RECORDS SHOWN:
## start

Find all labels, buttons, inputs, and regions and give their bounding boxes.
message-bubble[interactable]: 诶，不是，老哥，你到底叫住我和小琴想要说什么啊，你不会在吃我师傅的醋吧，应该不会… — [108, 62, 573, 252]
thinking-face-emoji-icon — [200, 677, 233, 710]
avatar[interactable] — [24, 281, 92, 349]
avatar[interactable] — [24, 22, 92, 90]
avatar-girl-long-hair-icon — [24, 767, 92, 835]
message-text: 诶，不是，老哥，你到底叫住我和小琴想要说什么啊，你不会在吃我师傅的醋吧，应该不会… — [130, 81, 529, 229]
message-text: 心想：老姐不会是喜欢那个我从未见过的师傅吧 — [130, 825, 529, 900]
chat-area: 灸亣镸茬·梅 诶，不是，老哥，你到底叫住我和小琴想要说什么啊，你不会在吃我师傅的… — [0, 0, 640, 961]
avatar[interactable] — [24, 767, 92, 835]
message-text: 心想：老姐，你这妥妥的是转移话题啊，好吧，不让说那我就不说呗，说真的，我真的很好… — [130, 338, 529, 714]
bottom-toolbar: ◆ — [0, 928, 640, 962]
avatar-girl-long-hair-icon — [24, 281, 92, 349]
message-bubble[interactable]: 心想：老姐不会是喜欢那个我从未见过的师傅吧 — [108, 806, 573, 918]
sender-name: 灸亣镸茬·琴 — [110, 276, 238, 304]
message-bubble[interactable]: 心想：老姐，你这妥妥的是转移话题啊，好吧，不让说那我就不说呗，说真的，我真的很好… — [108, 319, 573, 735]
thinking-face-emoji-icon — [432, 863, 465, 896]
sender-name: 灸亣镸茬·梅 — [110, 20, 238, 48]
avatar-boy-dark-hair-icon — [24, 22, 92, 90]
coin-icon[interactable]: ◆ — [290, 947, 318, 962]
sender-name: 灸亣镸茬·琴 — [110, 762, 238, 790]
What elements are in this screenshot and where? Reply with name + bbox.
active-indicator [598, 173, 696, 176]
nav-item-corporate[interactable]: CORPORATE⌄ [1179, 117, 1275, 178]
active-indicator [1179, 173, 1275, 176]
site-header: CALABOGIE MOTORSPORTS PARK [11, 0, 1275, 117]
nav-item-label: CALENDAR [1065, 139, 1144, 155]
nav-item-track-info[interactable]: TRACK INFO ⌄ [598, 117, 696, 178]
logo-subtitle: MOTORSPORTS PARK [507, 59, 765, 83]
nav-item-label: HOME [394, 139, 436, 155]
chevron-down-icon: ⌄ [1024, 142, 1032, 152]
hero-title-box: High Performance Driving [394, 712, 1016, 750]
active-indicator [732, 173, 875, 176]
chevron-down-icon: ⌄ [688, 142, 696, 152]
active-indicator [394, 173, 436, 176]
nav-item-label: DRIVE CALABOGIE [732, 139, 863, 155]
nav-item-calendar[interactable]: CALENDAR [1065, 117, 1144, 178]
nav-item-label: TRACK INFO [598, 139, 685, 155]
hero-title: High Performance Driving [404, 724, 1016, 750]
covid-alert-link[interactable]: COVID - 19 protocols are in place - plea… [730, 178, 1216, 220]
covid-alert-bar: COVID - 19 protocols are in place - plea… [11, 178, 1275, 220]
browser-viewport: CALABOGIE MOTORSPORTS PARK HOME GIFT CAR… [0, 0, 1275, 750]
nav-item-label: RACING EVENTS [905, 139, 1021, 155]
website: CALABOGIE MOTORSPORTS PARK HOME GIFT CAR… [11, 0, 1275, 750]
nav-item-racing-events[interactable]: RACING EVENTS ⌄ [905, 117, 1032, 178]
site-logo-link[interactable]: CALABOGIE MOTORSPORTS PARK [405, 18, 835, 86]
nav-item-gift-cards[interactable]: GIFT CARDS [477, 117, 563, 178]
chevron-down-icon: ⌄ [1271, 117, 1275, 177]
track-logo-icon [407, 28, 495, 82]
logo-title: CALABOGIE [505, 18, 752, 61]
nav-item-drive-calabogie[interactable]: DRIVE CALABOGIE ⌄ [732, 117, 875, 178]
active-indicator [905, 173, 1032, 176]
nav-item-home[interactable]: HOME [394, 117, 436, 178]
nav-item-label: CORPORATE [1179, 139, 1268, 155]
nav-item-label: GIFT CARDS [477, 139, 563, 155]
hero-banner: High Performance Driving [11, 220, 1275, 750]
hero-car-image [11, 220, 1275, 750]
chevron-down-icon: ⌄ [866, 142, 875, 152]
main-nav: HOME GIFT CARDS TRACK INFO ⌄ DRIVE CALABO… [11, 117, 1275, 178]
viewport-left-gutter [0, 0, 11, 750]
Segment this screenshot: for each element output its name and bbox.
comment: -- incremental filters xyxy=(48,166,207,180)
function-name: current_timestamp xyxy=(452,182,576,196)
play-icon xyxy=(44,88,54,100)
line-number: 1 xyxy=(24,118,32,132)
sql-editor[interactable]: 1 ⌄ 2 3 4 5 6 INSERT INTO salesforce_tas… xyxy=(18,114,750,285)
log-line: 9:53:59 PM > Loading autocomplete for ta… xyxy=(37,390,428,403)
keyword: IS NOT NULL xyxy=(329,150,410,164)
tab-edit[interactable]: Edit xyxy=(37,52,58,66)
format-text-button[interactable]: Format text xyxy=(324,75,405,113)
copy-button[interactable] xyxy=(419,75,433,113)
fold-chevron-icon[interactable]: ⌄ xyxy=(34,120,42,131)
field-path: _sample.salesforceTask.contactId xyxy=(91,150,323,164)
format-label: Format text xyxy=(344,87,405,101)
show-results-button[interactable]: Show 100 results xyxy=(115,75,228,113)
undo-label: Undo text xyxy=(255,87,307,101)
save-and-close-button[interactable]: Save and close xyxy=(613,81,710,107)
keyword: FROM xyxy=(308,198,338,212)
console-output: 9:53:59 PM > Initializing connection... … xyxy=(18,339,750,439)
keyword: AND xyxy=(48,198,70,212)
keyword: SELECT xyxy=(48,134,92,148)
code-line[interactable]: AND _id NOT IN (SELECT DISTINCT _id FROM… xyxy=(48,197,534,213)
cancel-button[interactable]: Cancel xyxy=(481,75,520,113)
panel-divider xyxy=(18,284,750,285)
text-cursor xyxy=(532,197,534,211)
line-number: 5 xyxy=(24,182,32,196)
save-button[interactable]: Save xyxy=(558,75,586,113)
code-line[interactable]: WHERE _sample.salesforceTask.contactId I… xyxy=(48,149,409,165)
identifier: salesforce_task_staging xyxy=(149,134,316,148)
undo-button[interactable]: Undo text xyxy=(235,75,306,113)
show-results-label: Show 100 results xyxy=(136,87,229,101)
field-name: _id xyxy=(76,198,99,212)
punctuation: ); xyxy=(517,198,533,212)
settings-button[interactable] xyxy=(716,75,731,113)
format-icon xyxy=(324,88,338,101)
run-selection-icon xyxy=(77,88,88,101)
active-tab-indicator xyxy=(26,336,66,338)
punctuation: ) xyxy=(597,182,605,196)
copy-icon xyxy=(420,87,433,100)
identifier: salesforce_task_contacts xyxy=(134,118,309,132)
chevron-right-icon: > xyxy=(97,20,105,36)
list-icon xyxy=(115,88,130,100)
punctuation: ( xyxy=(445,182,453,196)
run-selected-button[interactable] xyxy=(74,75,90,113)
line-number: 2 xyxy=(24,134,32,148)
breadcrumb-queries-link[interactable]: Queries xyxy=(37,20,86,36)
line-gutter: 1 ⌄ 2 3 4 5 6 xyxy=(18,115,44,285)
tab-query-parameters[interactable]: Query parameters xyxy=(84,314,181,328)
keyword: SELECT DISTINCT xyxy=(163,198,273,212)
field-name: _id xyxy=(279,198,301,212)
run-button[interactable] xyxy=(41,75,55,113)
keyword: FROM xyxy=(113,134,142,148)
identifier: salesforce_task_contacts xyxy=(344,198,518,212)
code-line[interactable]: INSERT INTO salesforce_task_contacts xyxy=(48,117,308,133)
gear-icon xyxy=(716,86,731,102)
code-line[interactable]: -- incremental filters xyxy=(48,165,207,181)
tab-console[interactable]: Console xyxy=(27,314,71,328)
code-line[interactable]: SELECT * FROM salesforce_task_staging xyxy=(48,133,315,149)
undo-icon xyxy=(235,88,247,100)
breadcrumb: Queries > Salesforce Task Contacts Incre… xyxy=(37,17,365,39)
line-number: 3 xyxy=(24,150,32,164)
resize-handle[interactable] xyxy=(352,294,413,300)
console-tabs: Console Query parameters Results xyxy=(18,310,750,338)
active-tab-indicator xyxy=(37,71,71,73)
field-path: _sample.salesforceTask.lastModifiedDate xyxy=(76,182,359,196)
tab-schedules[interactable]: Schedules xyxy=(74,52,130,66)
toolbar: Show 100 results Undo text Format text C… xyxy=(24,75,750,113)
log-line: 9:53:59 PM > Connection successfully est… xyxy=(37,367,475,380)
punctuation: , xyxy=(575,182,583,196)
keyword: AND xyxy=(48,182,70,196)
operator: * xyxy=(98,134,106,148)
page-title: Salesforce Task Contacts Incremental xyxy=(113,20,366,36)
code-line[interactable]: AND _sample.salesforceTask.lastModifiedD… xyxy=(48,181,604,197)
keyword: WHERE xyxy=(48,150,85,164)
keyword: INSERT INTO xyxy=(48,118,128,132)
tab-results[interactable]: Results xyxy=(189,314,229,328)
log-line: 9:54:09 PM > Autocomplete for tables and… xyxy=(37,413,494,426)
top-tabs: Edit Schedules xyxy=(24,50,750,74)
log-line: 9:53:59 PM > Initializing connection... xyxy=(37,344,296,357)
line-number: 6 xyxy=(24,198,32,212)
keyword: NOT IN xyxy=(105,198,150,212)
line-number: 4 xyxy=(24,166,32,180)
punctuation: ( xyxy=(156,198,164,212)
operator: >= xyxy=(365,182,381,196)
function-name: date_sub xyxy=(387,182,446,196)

## end

Please copy the listing out verbatim, from its first line through the line that holds "nav-item-track-info[interactable]: TRACK INFO", inclusive.

RESULT OF THIS TASK:
Find all labels, buttons, inputs, and regions and give their bounding boxes.
message-bubble[interactable]: 诶，不是，老哥，你到底叫住我和小琴想要说什么啊，你不会在吃我师傅的醋吧，应该不会… — [108, 62, 573, 252]
thinking-face-emoji-icon — [200, 677, 233, 710]
avatar[interactable] — [24, 281, 92, 349]
avatar[interactable] — [24, 22, 92, 90]
avatar-girl-long-hair-icon — [24, 767, 92, 835]
message-text: 诶，不是，老哥，你到底叫住我和小琴想要说什么啊，你不会在吃我师傅的醋吧，应该不会… — [130, 81, 529, 229]
message-text: 心想：老姐不会是喜欢那个我从未见过的师傅吧 — [130, 825, 529, 900]
chat-area: 灸亣镸茬·梅 诶，不是，老哥，你到底叫住我和小琴想要说什么啊，你不会在吃我师傅的… — [0, 0, 640, 961]
avatar[interactable] — [24, 767, 92, 835]
message-text: 心想：老姐，你这妥妥的是转移话题啊，好吧，不让说那我就不说呗，说真的，我真的很好… — [130, 338, 529, 714]
bottom-toolbar: ◆ — [0, 928, 640, 962]
avatar-girl-long-hair-icon — [24, 281, 92, 349]
message-bubble[interactable]: 心想：老姐不会是喜欢那个我从未见过的师傅吧 — [108, 806, 573, 918]
sender-name: 灸亣镸茬·琴 — [110, 276, 238, 304]
message-bubble[interactable]: 心想：老姐，你这妥妥的是转移话题啊，好吧，不让说那我就不说呗，说真的，我真的很好… — [108, 319, 573, 735]
thinking-face-emoji-icon — [432, 863, 465, 896]
sender-name: 灸亣镸茬·梅 — [110, 20, 238, 48]
avatar-boy-dark-hair-icon — [24, 22, 92, 90]
coin-icon[interactable]: ◆ — [290, 947, 318, 962]
sender-name: 灸亣镸茬·琴 — [110, 762, 238, 790]
What elements are in this screenshot and where? Reply with name + bbox.
active-indicator [598, 173, 696, 176]
nav-item-corporate[interactable]: CORPORATE⌄ [1179, 117, 1275, 178]
active-indicator [1179, 173, 1275, 176]
site-header: CALABOGIE MOTORSPORTS PARK [11, 0, 1275, 117]
nav-item-label: CALENDAR [1065, 139, 1144, 155]
nav-item-track-info[interactable]: TRACK INFO ⌄ [598, 117, 696, 178]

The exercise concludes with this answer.